| INPUT FOR THIS TASK |
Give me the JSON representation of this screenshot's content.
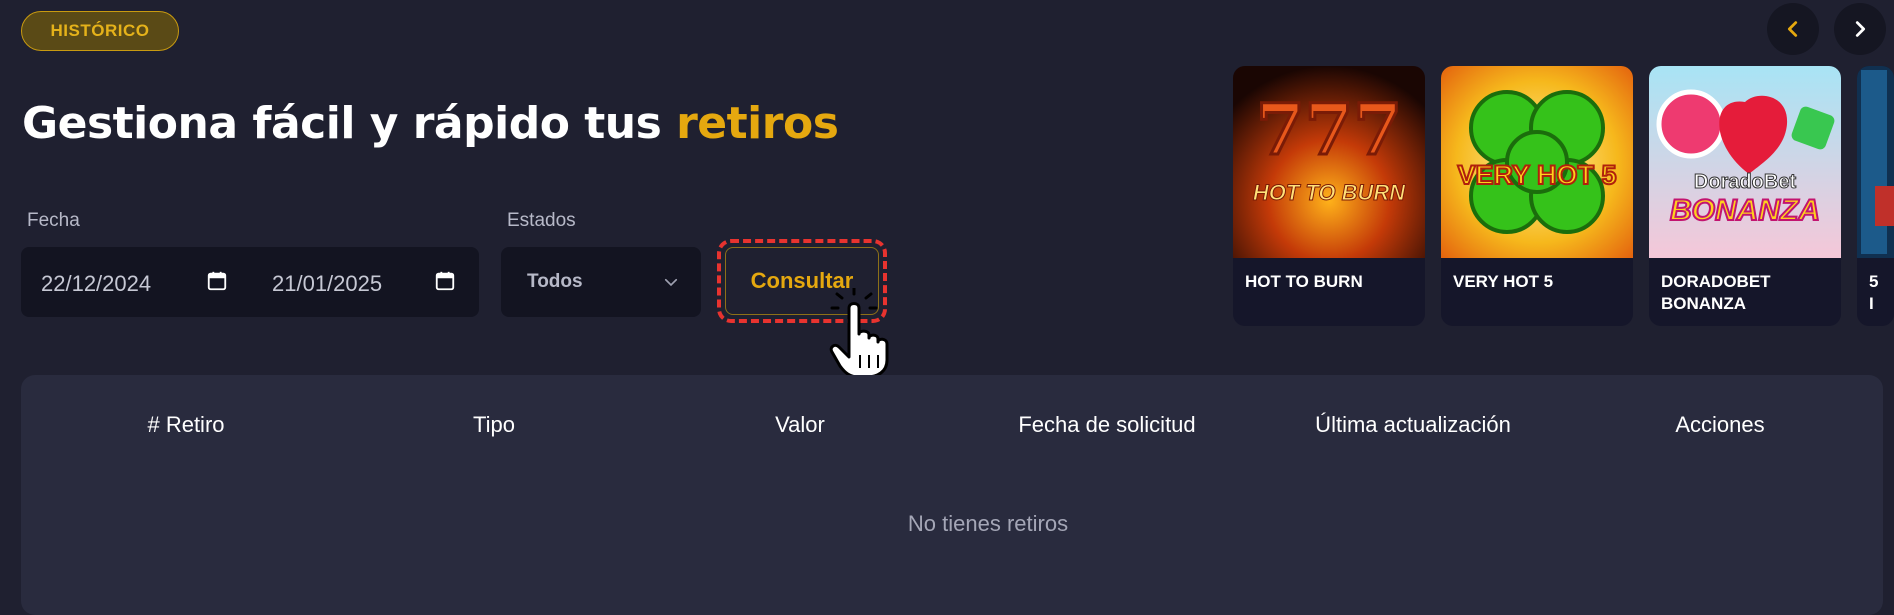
{
  "badge": "HISTÓRICO",
  "heading": {
    "main": "Gestiona fácil y rápido tus ",
    "accent": "retiros"
  },
  "filters": {
    "date_label": "Fecha",
    "date_from": "22/12/2024",
    "date_to": "21/01/2025",
    "status_label": "Estados",
    "status_value": "Todos",
    "submit_label": "Consultar"
  },
  "carousel": {
    "games": [
      {
        "title": "HOT TO BURN",
        "thumb_text": "HOT TO BURN"
      },
      {
        "title": "VERY HOT 5",
        "thumb_text": "VERY HOT 5"
      },
      {
        "title": "DORADOBET BONANZA",
        "thumb_text": "DoradoBet",
        "thumb_text2": "BONANZA"
      },
      {
        "title": "5 I"
      }
    ]
  },
  "table": {
    "columns": [
      "# Retiro",
      "Tipo",
      "Valor",
      "Fecha de solicitud",
      "Última actualización",
      "Acciones"
    ],
    "empty_message": "No tienes retiros"
  },
  "colors": {
    "accent": "#e5a80f",
    "background": "#1f2030",
    "highlight": "#e8332f"
  }
}
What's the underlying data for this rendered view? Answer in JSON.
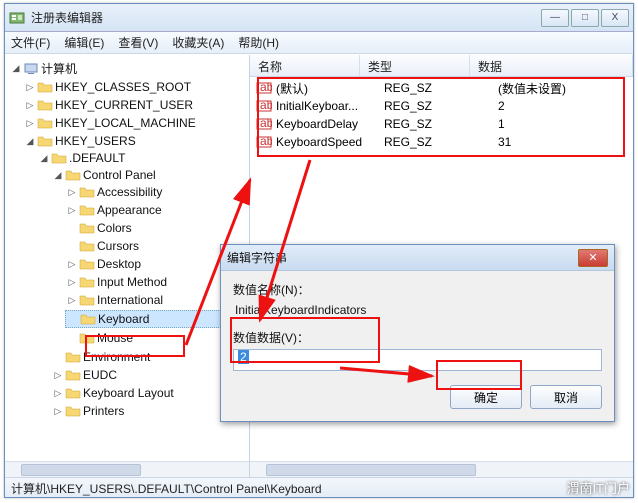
{
  "window": {
    "title": "注册表编辑器",
    "buttons": {
      "min": "—",
      "max": "□",
      "close": "X"
    }
  },
  "menu": {
    "file": "文件(F)",
    "edit": "编辑(E)",
    "view": "查看(V)",
    "fav": "收藏夹(A)",
    "help": "帮助(H)"
  },
  "tree": {
    "root": "计算机",
    "hkcr": "HKEY_CLASSES_ROOT",
    "hkcu": "HKEY_CURRENT_USER",
    "hklm": "HKEY_LOCAL_MACHINE",
    "hku": "HKEY_USERS",
    "default": ".DEFAULT",
    "cp": "Control Panel",
    "cp_items": {
      "accessibility": "Accessibility",
      "appearance": "Appearance",
      "colors": "Colors",
      "cursors": "Cursors",
      "desktop": "Desktop",
      "inputmethod": "Input Method",
      "international": "International",
      "keyboard": "Keyboard",
      "mouse": "Mouse"
    },
    "others": {
      "environment": "Environment",
      "eudc": "EUDC",
      "keyboardlayout": "Keyboard Layout",
      "printers": "Printers"
    }
  },
  "list": {
    "headers": {
      "name": "名称",
      "type": "类型",
      "data": "数据"
    },
    "rows": [
      {
        "name": "(默认)",
        "type": "REG_SZ",
        "data": "(数值未设置)"
      },
      {
        "name": "InitialKeyboar...",
        "type": "REG_SZ",
        "data": "2"
      },
      {
        "name": "KeyboardDelay",
        "type": "REG_SZ",
        "data": "1"
      },
      {
        "name": "KeyboardSpeed",
        "type": "REG_SZ",
        "data": "31"
      }
    ]
  },
  "dialog": {
    "title": "编辑字符串",
    "name_label": "数值名称(N)：",
    "name_value": "InitialKeyboardIndicators",
    "data_label": "数值数据(V)：",
    "data_value": "2",
    "ok": "确定",
    "cancel": "取消"
  },
  "status": {
    "path": "计算机\\HKEY_USERS\\.DEFAULT\\Control Panel\\Keyboard"
  },
  "watermark": "渭南IT门户"
}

| EXERCISE OBJECTIVE |
Among the lines of the material, find those that hold the word "VERY" and copy them.

| FINISHED TASK |
        "title": "VERY HOT 5",
        "thumb_text": "VERY HOT 5"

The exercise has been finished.